Task goal:
Search the records for "hint" and copy each line that holds it.

***** Provided entries *****

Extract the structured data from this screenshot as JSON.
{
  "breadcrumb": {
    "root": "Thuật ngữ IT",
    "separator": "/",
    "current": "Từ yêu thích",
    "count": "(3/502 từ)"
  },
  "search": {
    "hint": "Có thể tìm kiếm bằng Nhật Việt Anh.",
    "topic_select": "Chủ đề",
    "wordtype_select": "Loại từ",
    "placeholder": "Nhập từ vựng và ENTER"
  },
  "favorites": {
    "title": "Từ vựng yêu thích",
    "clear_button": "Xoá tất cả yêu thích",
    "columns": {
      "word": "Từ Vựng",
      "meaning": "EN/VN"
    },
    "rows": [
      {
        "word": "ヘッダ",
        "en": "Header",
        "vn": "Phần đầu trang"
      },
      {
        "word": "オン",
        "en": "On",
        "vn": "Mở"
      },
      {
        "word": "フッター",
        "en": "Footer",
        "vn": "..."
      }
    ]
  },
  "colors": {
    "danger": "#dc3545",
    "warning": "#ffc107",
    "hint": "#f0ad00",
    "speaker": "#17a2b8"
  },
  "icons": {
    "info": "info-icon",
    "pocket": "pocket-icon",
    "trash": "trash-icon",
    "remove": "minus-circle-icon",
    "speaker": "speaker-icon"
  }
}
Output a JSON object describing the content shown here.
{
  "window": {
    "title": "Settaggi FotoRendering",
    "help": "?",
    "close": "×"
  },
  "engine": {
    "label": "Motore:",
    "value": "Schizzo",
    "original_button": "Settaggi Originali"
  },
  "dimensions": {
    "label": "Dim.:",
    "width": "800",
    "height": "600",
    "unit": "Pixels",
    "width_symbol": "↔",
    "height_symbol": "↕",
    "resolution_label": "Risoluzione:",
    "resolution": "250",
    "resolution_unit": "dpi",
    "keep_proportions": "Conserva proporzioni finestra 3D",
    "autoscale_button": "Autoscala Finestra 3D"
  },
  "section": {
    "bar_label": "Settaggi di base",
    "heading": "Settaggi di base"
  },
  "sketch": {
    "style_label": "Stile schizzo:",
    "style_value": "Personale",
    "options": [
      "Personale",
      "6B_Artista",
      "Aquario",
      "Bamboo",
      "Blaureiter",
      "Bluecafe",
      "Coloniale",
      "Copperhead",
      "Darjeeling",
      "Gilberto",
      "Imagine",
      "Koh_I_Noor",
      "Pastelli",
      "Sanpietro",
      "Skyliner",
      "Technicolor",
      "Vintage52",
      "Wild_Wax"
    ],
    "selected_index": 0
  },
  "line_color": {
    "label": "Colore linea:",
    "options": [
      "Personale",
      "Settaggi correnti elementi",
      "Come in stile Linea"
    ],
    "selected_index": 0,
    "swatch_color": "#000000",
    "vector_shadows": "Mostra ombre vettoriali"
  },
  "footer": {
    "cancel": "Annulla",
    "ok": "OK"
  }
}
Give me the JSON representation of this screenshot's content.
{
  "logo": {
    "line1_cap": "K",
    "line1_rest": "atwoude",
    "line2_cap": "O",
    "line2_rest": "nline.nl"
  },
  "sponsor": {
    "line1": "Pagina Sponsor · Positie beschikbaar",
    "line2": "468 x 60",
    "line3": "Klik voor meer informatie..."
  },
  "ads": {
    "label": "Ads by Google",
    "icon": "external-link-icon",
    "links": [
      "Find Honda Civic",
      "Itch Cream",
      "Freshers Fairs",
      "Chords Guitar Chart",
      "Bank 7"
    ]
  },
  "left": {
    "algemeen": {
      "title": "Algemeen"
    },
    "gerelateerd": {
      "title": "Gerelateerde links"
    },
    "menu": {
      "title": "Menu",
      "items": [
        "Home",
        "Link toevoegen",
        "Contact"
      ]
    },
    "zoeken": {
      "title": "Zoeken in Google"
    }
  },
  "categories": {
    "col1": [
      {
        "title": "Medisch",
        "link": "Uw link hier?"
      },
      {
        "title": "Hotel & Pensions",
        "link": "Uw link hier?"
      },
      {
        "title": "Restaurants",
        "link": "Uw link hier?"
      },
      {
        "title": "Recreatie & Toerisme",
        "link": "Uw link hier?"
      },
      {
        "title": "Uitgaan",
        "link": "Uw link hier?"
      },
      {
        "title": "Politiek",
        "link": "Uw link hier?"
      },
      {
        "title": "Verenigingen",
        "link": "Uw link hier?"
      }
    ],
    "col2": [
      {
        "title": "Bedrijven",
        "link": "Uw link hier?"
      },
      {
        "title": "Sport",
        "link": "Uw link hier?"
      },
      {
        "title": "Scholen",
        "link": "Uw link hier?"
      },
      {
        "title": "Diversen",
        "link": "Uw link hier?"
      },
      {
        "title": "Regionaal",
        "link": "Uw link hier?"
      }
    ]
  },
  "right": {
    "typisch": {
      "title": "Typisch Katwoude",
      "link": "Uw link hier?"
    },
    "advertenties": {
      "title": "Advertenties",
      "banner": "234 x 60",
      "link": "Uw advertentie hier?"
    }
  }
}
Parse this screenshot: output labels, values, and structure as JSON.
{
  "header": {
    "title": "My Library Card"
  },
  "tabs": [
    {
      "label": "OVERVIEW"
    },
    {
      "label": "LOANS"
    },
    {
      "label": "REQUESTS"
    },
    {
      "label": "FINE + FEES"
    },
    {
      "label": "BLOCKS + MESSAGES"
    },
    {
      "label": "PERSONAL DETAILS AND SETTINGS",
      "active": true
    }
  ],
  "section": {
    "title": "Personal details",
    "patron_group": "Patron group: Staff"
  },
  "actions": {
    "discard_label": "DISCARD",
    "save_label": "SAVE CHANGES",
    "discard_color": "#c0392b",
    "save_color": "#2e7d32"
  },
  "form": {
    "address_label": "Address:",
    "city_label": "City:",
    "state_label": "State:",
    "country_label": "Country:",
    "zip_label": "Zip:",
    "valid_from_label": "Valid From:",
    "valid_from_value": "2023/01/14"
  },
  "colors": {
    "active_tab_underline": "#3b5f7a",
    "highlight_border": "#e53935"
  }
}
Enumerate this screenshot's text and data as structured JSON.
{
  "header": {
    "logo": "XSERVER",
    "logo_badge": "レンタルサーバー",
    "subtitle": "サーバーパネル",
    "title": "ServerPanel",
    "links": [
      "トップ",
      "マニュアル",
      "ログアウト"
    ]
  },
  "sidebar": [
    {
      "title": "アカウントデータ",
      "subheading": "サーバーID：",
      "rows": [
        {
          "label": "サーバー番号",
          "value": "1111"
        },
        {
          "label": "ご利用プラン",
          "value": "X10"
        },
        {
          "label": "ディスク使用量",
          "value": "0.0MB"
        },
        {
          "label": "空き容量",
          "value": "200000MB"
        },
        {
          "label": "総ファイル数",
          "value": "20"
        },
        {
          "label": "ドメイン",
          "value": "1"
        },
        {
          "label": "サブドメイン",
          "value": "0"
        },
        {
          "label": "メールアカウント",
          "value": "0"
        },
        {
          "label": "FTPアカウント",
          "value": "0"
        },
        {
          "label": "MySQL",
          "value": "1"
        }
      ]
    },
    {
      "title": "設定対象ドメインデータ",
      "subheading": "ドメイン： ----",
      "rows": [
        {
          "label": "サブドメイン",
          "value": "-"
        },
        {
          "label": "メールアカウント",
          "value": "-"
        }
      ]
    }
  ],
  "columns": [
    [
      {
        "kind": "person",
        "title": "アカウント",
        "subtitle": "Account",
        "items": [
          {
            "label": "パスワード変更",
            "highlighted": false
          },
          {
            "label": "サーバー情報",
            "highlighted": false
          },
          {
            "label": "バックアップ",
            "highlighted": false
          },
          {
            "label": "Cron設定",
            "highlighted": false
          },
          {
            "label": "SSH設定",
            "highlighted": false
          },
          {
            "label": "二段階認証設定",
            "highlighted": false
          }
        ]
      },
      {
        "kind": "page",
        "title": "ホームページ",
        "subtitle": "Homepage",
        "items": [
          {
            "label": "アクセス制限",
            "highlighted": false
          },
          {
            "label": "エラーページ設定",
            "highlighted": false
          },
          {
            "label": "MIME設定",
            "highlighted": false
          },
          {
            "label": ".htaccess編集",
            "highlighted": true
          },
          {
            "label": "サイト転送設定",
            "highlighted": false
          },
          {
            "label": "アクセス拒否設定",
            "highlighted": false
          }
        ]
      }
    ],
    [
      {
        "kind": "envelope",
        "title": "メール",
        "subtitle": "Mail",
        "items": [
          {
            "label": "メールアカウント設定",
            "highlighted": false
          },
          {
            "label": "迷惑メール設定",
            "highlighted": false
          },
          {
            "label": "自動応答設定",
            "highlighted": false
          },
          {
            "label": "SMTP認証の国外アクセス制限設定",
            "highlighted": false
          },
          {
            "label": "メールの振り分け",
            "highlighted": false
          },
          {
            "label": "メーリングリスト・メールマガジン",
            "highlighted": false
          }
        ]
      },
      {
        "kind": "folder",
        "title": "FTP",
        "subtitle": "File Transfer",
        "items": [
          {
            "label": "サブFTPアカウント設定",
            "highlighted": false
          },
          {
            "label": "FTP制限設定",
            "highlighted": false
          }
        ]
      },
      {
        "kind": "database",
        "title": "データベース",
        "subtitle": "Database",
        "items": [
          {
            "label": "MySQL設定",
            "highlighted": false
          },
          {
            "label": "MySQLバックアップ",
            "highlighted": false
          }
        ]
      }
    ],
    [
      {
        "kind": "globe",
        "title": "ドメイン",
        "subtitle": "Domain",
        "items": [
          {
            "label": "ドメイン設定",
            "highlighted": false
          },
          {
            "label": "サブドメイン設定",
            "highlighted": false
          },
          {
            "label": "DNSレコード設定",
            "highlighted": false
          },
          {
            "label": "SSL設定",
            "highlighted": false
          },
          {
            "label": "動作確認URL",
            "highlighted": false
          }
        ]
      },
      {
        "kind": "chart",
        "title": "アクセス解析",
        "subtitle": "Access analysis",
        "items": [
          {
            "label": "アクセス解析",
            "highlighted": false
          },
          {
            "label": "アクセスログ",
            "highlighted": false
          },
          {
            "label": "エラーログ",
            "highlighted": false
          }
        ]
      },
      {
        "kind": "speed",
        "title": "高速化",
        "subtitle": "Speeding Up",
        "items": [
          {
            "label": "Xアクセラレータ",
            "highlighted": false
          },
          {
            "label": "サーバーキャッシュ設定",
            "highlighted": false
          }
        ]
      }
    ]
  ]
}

*****

Result of the exercise:
    "hint": "Có thể tìm kiếm bằng Nhật Việt Anh.",
    "hint": "#f0ad00",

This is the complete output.